+++ RECORDS SUPPLIED

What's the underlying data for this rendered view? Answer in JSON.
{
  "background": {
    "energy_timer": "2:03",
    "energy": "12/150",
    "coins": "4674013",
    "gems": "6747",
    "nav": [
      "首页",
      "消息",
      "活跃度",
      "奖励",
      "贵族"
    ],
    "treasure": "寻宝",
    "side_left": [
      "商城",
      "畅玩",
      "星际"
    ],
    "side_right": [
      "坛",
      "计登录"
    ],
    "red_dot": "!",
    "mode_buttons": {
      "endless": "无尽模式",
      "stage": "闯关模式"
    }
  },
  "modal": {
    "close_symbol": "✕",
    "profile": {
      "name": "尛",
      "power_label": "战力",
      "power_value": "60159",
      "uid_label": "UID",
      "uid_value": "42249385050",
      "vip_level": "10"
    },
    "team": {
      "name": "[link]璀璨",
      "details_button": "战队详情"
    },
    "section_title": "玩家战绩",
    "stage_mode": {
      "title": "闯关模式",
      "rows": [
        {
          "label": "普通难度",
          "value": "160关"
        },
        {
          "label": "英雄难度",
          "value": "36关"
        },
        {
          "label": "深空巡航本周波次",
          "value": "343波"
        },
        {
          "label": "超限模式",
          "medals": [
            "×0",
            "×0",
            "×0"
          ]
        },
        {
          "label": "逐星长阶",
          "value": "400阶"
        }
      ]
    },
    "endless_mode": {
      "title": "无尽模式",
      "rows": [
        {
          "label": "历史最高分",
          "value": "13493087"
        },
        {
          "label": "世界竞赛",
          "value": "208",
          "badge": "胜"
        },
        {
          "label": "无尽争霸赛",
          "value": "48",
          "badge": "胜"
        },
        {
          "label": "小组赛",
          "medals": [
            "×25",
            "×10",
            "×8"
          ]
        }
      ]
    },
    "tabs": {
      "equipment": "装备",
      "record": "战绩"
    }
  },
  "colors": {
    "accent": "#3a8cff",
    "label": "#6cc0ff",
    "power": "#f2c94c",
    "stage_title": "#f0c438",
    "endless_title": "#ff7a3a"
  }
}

++++++

Transcribe every record above exactly as it appears.

What's the underlying data for this rendered view? Answer in JSON.
{
  "background": {
    "energy_timer": "2:03",
    "energy": "12/150",
    "coins": "4674013",
    "gems": "6747",
    "nav": [
      "首页",
      "消息",
      "活跃度",
      "奖励",
      "贵族"
    ],
    "treasure": "寻宝",
    "side_left": [
      "商城",
      "畅玩",
      "星际"
    ],
    "side_right": [
      "坛",
      "计登录"
    ],
    "red_dot": "!",
    "mode_buttons": {
      "endless": "无尽模式",
      "stage": "闯关模式"
    }
  },
  "modal": {
    "close_symbol": "✕",
    "profile": {
      "name": "尛",
      "power_label": "战力",
      "power_value": "60159",
      "uid_label": "UID",
      "uid_value": "42249385050",
      "vip_level": "10"
    },
    "team": {
      "name": "[link]璀璨",
      "details_button": "战队详情"
    },
    "section_title": "玩家战绩",
    "stage_mode": {
      "title": "闯关模式",
      "rows": [
        {
          "label": "普通难度",
          "value": "160关"
        },
        {
          "label": "英雄难度",
          "value": "36关"
        },
        {
          "label": "深空巡航本周波次",
          "value": "343波"
        },
        {
          "label": "超限模式",
          "medals": [
            "×0",
            "×0",
            "×0"
          ]
        },
        {
          "label": "逐星长阶",
          "value": "400阶"
        }
      ]
    },
    "endless_mode": {
      "title": "无尽模式",
      "rows": [
        {
          "label": "历史最高分",
          "value": "13493087"
        },
        {
          "label": "世界竞赛",
          "value": "208",
          "badge": "胜"
        },
        {
          "label": "无尽争霸赛",
          "value": "48",
          "badge": "胜"
        },
        {
          "label": "小组赛",
          "medals": [
            "×25",
            "×10",
            "×8"
          ]
        }
      ]
    },
    "tabs": {
      "equipment": "装备",
      "record": "战绩"
    }
  },
  "colors": {
    "accent": "#3a8cff",
    "label": "#6cc0ff",
    "power": "#f2c94c",
    "stage_title": "#f0c438",
    "endless_title": "#ff7a3a"
  }
}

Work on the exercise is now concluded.